### Exercise
Nothing in the listing may be skipped; repeat it all exactly.

### Extracted material

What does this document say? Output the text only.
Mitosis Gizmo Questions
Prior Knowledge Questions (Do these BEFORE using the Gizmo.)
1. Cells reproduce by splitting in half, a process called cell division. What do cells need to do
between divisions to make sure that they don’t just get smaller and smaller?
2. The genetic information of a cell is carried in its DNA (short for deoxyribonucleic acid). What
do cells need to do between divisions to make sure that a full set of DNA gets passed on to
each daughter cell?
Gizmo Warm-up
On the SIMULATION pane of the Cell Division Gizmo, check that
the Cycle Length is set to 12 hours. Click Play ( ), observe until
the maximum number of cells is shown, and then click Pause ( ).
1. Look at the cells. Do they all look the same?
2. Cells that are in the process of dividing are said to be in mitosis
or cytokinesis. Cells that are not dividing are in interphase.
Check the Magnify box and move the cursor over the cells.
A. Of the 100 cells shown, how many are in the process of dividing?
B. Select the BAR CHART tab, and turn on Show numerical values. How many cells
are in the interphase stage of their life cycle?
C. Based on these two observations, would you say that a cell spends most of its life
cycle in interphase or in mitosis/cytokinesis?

### Response below
What does this document say? Output the text only.
Mitosis Gizmo Questions
Prior Knowledge Questions (Do these BEFORE using the Gizmo.)
1. Cells reproduce by splitting in half, a process called cell division. What do cells need to do
between divisions to make sure that they don’t just get smaller and smaller?
2. The genetic information of a cell is carried in its DNA (short for deoxyribonucleic acid). What
do cells need to do between divisions to make sure that a full set of DNA gets passed on to
each daughter cell?
Gizmo Warm-up
On the SIMULATION pane of the Cell Division Gizmo, check that
the Cycle Length is set to 12 hours. Click Play ( ), observe until
the maximum number of cells is shown, and then click Pause ( ).
1. Look at the cells. Do they all look the same?
2. Cells that are in the process of dividing are said to be in mitosis
or cytokinesis. Cells that are not dividing are in interphase.
Check the Magnify box and move the cursor over the cells.
A. Of the 100 cells shown, how many are in the process of dividing?
B. Select the BAR CHART tab, and turn on Show numerical values. How many cells
are in the interphase stage of their life cycle?
C. Based on these two observations, would you say that a cell spends most of its life
cycle in interphase or in mitosis/cytokinesis?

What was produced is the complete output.